# What is asked
Examine the entries below, count the lines holding the string "мясного", and respond with the number only.

# Records for this exercise

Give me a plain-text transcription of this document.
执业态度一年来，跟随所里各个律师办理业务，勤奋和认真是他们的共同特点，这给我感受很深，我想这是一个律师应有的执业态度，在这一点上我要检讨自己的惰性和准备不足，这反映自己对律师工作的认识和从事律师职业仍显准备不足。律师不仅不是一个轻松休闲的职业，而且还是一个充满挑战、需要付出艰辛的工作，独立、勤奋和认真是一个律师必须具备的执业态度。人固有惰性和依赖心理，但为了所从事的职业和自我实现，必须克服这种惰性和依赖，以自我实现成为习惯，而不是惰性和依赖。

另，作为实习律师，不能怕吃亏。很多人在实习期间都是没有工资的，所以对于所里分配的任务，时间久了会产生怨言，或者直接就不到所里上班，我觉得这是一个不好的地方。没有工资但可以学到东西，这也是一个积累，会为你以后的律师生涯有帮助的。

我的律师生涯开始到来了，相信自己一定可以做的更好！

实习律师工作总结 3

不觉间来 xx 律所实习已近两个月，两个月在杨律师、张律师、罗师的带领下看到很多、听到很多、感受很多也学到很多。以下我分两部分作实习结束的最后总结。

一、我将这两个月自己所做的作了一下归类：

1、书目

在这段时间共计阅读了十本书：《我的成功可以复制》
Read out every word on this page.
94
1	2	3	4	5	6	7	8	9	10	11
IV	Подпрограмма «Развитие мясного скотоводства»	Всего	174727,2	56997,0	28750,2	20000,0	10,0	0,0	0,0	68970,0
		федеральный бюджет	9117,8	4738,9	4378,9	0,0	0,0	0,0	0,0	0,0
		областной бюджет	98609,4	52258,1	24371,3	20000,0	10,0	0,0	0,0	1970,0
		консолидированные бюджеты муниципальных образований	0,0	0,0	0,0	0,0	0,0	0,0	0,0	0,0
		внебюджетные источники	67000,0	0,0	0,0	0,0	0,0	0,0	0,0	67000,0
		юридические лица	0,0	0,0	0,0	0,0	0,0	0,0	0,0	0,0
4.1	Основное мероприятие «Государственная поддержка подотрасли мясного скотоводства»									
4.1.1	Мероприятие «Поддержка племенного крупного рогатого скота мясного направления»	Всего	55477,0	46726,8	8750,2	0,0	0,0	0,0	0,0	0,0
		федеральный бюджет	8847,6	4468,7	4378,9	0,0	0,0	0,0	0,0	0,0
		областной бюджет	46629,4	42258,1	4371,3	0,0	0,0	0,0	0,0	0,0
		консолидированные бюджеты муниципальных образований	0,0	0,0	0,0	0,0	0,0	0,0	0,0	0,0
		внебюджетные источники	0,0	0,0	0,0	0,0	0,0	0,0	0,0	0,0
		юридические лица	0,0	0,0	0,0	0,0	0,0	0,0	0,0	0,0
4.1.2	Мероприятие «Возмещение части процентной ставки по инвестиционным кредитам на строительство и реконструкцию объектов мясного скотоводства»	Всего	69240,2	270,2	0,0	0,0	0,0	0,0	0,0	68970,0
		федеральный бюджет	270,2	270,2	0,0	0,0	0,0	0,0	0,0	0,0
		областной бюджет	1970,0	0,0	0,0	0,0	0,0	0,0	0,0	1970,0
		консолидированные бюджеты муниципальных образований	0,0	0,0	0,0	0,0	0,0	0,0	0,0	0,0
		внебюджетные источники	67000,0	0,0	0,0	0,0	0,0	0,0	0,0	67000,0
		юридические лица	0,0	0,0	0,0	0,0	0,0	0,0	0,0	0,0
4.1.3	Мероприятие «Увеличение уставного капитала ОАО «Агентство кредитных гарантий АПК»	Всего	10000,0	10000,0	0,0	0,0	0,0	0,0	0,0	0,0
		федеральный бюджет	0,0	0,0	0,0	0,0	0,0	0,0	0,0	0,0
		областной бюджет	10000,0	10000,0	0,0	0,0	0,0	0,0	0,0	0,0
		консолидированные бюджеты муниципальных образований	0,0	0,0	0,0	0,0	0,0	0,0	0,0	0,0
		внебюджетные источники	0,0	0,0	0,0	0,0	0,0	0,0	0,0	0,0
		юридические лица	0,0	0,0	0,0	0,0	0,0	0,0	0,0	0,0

# Task output
4